Selected passage:
________________________
Tuesday 16 October Travelmole published an interview with FTTSA Excecutive Director Jennifer Seif.
Jennifer Seif of Fair Trade Tourism South Africa talks to Valere Tjolle of Vision on Sustainable Tourism: Tour operators – pay fair prices and be transparent
Valere Tjolle: Can you give me a brief outline of the FTTSA current work?
Jennifer Seif: Fair Trade in Tourism South Africa (FTTSA) is scaling up its programme of work, reaching out to Africa to grow supply of Fair Trade Tourism products while also stimulating demand in Europe and other key source markets. This work is funded primarily by the Swiss State Secretariat of Economic Affairs (SECO) over a four year period. Fair Trade Tourism is based on a product standard that certifies sustainability at “firm” level, plus a trade standard that certifies fair commercial relationships in tourism value chains. Combined, these standards result in Fair Trade holidays to Africa.
There are currently 14 holidays for sale in Europe. Over the next four years we will grow demand by bringing products from eight countries into the system (Botswana, Lesotho, Madagascar, Mozambique, Namibia, South Africa, Swaziland and Tanzania) and encouraging tour operators to develop and market holidays to the region. We hope that the model developed in the South will provide the basis for a future international Fairtrade mark for tourism, which will provide an effective means of bringing sustainable products to market. High volumes of consumers in Europe as well as North America know and trust the Fairtrade mark and expanding its scope to tourism will enable us to talk to travelers about sustainability in a language they understand and are loyal to.
VT: Which roles have climate change, halting the loss of biodiversity, supporting regional economy, travel slow, consume less, in your certification standards?
JS: The Fair Trade Tourism Standard is aligned to the Global Sustainable Tourism Criteria and was one of the first globally to achieve GSTC recognition. The Fair Trade Tourism standard assures business commitment to sustainable production, biodiversity conservation, fair labour standards, local economic development and human rights. Additionally, Fair Trade Tourism highhlights the importance of sustainable trade in tourism, predicated on the principle that CSR and similar initiatives in the North must be accompanied by fair prices, equitable risk sharing and minimizing economic leakage from destinations and from economically poor communities within them.
________________________
Given data:
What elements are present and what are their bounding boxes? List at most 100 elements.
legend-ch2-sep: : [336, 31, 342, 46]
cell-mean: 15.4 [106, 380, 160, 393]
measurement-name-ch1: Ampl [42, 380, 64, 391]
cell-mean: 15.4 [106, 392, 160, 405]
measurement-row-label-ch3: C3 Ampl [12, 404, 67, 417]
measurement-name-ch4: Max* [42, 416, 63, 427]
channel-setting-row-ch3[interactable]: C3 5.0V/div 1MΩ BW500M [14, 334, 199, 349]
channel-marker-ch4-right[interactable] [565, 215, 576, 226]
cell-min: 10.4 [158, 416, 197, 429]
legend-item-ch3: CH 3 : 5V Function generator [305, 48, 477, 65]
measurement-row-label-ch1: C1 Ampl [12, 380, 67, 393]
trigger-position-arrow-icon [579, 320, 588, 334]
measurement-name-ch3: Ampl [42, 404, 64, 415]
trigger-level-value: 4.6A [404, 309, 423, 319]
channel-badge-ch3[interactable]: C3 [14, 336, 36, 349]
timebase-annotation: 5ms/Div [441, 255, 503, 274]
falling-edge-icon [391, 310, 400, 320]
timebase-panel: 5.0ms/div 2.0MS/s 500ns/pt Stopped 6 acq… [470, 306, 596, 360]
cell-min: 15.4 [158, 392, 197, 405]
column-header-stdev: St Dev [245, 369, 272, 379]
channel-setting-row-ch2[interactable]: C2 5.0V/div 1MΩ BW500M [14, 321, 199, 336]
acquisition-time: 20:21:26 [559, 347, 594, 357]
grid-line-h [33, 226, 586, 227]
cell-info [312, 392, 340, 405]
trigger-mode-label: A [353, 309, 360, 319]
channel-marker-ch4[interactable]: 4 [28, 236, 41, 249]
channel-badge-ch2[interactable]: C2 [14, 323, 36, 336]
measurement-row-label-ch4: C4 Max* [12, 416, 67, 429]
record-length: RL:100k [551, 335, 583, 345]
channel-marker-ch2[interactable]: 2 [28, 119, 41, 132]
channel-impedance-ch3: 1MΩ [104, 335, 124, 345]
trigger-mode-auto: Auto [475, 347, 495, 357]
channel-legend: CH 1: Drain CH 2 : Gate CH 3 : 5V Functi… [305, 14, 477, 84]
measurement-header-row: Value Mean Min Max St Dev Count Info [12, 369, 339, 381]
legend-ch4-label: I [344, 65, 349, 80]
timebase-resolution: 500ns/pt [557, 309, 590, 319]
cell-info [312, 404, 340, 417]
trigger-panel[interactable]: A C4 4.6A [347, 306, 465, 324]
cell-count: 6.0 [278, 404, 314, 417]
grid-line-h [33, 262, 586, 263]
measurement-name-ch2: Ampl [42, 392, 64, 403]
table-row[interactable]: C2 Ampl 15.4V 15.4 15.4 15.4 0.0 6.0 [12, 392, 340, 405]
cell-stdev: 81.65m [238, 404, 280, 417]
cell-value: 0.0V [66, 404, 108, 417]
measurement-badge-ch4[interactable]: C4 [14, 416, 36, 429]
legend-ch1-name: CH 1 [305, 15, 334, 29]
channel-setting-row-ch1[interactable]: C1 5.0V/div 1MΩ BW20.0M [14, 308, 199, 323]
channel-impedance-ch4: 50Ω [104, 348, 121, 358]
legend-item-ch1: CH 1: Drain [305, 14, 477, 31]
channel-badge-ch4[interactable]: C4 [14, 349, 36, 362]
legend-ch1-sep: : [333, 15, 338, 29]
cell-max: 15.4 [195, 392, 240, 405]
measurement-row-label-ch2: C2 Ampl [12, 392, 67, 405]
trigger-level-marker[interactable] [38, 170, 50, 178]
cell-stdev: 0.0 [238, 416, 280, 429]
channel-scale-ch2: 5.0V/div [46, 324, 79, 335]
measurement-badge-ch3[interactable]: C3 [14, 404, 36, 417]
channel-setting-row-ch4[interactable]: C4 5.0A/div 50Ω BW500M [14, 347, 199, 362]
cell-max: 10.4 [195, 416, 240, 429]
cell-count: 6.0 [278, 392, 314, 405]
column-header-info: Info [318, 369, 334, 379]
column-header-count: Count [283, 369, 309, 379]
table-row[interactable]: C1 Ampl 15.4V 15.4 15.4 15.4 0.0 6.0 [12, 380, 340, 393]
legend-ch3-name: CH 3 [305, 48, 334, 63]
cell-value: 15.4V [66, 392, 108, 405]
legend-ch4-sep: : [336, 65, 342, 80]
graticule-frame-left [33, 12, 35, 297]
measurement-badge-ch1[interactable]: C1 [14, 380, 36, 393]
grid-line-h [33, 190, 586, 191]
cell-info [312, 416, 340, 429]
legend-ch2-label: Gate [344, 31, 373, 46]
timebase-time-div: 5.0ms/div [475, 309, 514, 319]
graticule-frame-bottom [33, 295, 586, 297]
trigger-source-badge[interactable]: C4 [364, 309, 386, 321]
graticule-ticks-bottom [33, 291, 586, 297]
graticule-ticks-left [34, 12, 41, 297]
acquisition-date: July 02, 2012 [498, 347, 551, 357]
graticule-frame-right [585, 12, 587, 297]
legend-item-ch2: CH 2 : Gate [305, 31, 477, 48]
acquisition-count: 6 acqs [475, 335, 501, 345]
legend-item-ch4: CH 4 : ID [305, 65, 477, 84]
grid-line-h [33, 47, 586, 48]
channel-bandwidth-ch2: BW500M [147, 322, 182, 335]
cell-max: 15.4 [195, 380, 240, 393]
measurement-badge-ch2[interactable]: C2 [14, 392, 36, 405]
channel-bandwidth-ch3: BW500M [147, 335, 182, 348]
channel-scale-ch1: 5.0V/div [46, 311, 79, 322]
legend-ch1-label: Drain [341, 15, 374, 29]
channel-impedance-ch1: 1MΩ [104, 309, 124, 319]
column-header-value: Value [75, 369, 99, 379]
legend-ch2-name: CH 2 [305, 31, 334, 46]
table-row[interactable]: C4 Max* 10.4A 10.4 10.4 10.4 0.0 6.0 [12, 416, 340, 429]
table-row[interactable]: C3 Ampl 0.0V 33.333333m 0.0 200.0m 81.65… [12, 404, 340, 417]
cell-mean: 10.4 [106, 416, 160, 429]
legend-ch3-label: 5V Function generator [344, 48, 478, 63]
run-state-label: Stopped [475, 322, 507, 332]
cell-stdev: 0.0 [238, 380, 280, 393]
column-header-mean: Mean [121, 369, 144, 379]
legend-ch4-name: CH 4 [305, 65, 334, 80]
________________________
Written exercise A: In the Fair Trade Tourism interview, which body mainly funds FTTSA's expanded programme of work?
Written exercise B: Pick up the Fair Trade Tourism interview after its last sentence and keep it going.

Task output A: The Swiss State Secretariat of Economic Affairs (SECO), over a four-year period.

Task output B:
VT: Which e.g. 3-5 exemplary FTTSA businesses would you highlight to give our readers an idea of your accredited establishments in Europe?
JS: The Fair Trade Tourism product portfolio is extremely diverse, counting established as well as community based enterprises and targeting accommodation as well as activities, voluntourism programmes and packaged travel. There are Fair Trade Tourism places to stay and things to do for everyone from backpackers to families to luxury travelers. Check out:
- Spier wine estate in Stellenbosch near Cape Town – a business committed to triple bottom line sustainability that has a huge positive impact on workers, communities, society and the environment.
- Calabash city and shebeen tours in Port Elizabeth – responsible township tours that leave meaningful and lasting benefits in historically marginalized communities.
- Bulungula Lodge on South Africa’s iconic Wild Coast – 40% owned by a rural community and delivering authentic cultural experiences to guests
- Soweto Hotel– an urban chic experience in South Africa’s most famous township, providing a gateway for cultural and business tourism in Johannesburg
- Motswari Private Game Reserve in the Timbavati (greater Kruger) – safaris that make a difference to staff and rural communities.
To view the full list of certified products visit http://www.fairtourismsa.org.za
VT: What added value do you think that GSTC will give you?
JS: FTTSA’s plans to scale up supply and demand are predicated on working collaboratively with sister certification programmes. GSTC recognition, approval and accreditation will help to facilitate this by providing third party endorsement of standards and labels.
Market access initiatives by the GSTC require higher volumes of certified products. Until we collectively address supply side gaps, certification won’t have the desired impacts. This is a common problem that all certifies should work to address collectively
VT. What is your opinion of Rio+20?
JS: Inclusion of tourism in the final outcome document was a significant achievement. Going forward, sustainable tourism will be framed within broader debates about sustainable consumption and production. The days of tourism being a “special” case for development are over. Tourism must embrace and in many instances catch up with debates taking place in other sectors, inclusive of sustainable trade, decent work and human rights.
VT: If you had 2 wishes
1 What should tour operators and travel agencies be committed to as a common rule?
JS: First and foremost: Paying fair prices and being transparent about pricing to customers. In addition, using products with reputable sustainability credentials and communicating this practice to customers. Sustainable is not automatically more expensive and the travel trade needs to help destinations communicate this reality to consumers.
2 What would you like the powers that are ie South Africa/African countries/UN/World governments to do that would foster the growth of organisations like FTTSA?
JS: Create incentives for businesses to operate more sustainably. Not simply subsidies for certification, which ultimately distort the market, but preferential access to training, showcasing by national tourism boards, access to public supply chains and investment mechanisms.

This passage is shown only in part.